◆ WRITTEN TASK ◆
Count the lines in the data below that contain the string "replay", with case counting. Reply with the number alone.

Spatial layout entries:
-- Start --
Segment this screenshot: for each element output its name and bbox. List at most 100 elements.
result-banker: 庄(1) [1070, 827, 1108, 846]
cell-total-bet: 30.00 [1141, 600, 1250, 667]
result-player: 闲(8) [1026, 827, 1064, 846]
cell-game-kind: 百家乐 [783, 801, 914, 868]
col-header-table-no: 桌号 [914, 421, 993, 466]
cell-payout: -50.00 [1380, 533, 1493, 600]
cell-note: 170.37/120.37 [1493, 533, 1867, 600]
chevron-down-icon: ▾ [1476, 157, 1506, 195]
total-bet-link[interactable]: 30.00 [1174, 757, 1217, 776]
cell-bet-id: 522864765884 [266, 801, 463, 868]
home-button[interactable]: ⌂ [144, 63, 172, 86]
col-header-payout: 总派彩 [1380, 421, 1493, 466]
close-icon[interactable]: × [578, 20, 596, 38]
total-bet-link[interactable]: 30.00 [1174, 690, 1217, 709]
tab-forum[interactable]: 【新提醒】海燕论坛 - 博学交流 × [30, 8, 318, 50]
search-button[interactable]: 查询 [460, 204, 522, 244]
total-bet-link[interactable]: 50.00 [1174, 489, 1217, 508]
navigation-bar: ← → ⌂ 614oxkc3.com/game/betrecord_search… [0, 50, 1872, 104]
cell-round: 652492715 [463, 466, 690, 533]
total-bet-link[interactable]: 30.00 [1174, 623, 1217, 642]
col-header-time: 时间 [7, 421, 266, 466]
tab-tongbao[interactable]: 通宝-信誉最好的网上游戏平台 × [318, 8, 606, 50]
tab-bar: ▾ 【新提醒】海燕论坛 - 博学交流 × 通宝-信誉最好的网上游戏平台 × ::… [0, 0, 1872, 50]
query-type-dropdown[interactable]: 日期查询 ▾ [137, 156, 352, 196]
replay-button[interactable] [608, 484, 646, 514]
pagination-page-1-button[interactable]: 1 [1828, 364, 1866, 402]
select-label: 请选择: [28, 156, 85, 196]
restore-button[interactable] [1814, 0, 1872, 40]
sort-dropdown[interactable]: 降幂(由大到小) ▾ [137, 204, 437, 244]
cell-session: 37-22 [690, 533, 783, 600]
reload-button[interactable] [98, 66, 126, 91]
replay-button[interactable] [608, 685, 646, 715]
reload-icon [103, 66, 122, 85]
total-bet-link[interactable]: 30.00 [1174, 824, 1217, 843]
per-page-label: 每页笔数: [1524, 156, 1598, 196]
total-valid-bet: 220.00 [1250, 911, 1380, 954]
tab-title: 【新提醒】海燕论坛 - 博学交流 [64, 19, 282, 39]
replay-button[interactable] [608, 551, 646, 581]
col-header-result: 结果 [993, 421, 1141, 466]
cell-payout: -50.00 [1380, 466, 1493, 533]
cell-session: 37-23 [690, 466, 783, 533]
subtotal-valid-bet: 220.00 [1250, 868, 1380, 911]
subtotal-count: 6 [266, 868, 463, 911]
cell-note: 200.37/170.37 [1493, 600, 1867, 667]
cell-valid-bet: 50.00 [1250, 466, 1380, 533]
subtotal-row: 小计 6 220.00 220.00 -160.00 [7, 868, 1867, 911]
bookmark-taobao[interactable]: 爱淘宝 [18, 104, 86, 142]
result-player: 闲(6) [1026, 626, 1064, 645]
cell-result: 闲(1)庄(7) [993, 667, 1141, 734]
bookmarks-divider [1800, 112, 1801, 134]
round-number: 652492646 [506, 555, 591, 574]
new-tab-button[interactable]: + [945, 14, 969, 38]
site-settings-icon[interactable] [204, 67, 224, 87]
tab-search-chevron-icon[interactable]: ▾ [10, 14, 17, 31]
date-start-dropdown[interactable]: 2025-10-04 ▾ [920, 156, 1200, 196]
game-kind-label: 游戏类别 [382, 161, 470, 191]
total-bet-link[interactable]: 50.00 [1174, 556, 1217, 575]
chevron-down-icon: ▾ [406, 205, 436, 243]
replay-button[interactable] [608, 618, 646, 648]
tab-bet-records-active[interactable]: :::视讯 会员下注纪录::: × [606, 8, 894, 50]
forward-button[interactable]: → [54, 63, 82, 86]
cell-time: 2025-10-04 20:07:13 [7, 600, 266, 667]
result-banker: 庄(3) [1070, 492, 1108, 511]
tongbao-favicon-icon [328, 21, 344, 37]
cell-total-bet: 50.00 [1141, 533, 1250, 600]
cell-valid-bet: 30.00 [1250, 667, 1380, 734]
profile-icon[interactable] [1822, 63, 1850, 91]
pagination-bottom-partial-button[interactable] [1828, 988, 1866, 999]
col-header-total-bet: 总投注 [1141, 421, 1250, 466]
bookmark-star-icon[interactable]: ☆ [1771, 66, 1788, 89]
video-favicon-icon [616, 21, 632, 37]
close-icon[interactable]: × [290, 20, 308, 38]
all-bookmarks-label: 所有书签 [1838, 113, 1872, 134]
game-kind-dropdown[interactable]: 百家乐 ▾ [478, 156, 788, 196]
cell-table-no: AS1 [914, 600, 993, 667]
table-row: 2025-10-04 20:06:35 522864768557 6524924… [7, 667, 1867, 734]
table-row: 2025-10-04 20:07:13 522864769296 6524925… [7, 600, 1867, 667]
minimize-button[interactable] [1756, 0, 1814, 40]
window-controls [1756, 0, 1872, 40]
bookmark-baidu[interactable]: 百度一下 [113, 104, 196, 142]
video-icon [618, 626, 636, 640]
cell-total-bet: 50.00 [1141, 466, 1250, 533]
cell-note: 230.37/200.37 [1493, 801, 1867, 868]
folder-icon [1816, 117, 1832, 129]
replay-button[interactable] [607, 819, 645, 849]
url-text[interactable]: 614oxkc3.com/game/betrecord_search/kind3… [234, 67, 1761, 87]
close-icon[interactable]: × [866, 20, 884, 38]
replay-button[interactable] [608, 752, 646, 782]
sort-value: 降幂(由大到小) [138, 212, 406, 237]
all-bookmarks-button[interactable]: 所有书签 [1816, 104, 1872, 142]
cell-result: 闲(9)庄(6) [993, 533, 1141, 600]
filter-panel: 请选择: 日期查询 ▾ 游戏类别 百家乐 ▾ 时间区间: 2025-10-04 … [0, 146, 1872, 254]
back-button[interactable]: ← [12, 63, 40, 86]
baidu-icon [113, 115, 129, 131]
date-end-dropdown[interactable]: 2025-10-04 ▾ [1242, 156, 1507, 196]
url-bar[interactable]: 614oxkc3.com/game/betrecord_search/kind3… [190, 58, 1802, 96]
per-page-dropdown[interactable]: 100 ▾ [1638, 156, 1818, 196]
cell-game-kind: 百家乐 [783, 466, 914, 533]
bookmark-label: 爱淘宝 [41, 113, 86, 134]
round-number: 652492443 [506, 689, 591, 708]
-- End --
◆ ANSWER FOR THIS EXERCISE ◆
6